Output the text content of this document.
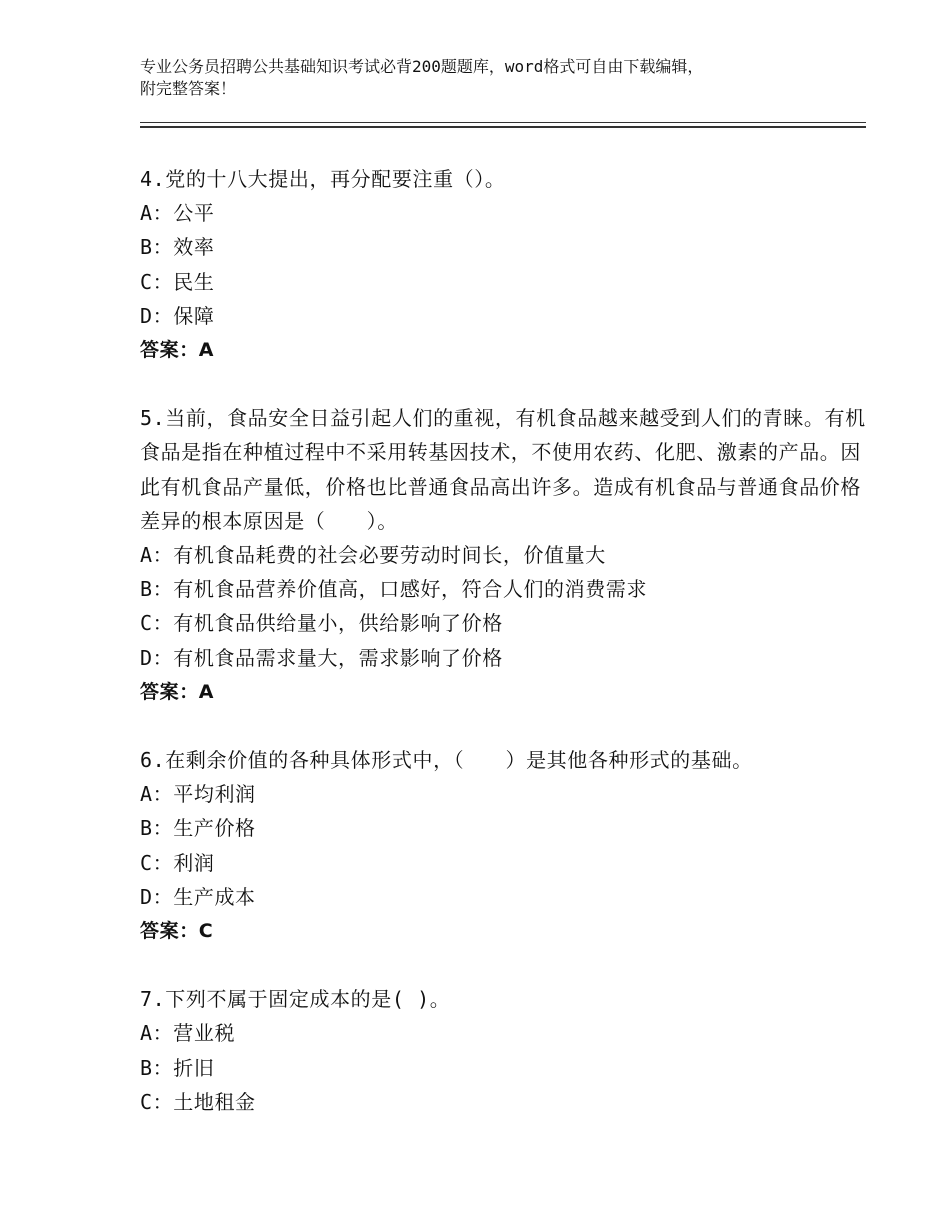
专业公务员招聘公共基础知识考试必背200题题库，word格式可自由下载编辑，
附完整答案！

4.党的十八大提出，再分配要注重（）。

A：公平

B：效率

C：民生

D：保障

答案：A

5.当前，食品安全日益引起人们的重视，有机食品越来越受到人们的青睐。有机食品是指在种植过程中不采用转基因技术，不使用农药、化肥、激素的产品。因此有机食品产量低，价格也比普通食品高出许多。造成有机食品与普通食品价格差异的根本原因是（　　）。

A：有机食品耗费的社会必要劳动时间长，价值量大

B：有机食品营养价值高，口感好，符合人们的消费需求

C：有机食品供给量小，供给影响了价格

D：有机食品需求量大，需求影响了价格

答案：A

6.在剩余价值的各种具体形式中，（　　）是其他各种形式的基础。

A：平均利润

B：生产价格

C：利润

D：生产成本

答案：C

7.下列不属于固定成本的是( )。

A：营业税

B：折旧

C：土地租金
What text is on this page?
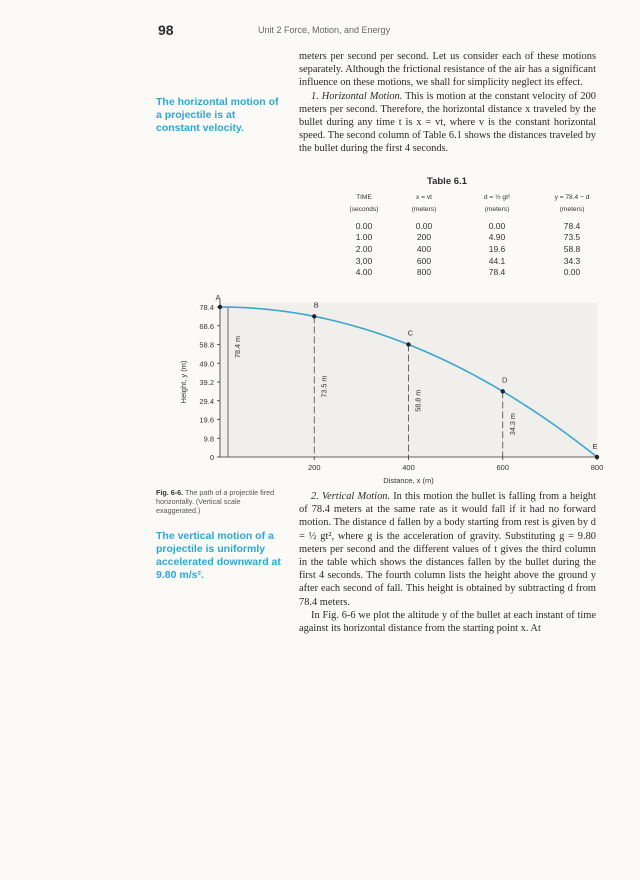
98	Unit 2 Force, Motion, and Energy

meters per second per second. Let us consider each of these motions separately. Although the frictional resistance of the air has a significant influence on these motions, we shall for simplicity neglect its effect.

1. Horizontal Motion. This is motion at the constant velocity of 200 meters per second. Therefore, the horizontal distance x traveled by the bullet during any time t is x = vt, where v is the constant horizontal speed. The second column of Table 6.1 shows the distances traveled by the bullet during the first 4 seconds.

The horizontal motion of a projectile is at constant velocity.
Table 6.1
TIME	x = vt	d = ½ gt²	y = 78.4 − d
(seconds)	(meters)	(meters)	(meters)
0.00	0.00	0.00	78.4
1.00	200	4.90	73.5
2.00	400	19.6	58.8
3,00	600	44.1	34.3
4.00	800	78.4	0.00
78.4
68.6
58.8
49.0
39.2
29.4
19.6
9.8
0
200	400	600	800
Distance, x (m)
Height, y (m)
78.4 m
73.5 m
58.8 m
34.3 m
A
B
C
D
E
Fig. 6-6. The path of a projectile fired horizontally. (Vertical scale exaggerated.)
The vertical motion of a projectile is uniformly accelerated downward at 9.80 m/s².

2. Vertical Motion. In this motion the bullet is falling from a height of 78.4 meters at the same rate as it would fall if it had no forward motion. The distance d fallen by a body starting from rest is given by d = ½ gt², where g is the acceleration of gravity. Substituting g = 9.80 meters per second and the different values of t gives the third column in the table which shows the distances fallen by the bullet during the first 4 seconds. The fourth column lists the height above the ground y after each second of fall. This height is obtained by subtracting d from 78.4 meters.

In Fig. 6-6 we plot the altitude y of the bullet at each instant of time against its horizontal distance from the starting point x. At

§ Task prompt
Gather every line from the listing above in which the word "column" appears.

§ Task response
1. Horizontal Motion. This is motion at the constant velocity of 200 meters per second. Therefore, the horizontal distance x traveled by the bullet during any time t is x = vt, where v is the constant horizontal speed. The second column of Table 6.1 shows the distances traveled by the bullet during the first 4 seconds.
2. Vertical Motion. In this motion the bullet is falling from a height of 78.4 meters at the same rate as it would fall if it had no forward motion. The distance d fallen by a body starting from rest is given by d = ½ gt², where g is the acceleration of gravity. Substituting g = 9.80 meters per second and the different values of t gives the third column in the table which shows the distances fallen by the bullet during the first 4 seconds. The fourth column lists the height above the ground y after each second of fall. This height is obtained by subtracting d from 78.4 meters.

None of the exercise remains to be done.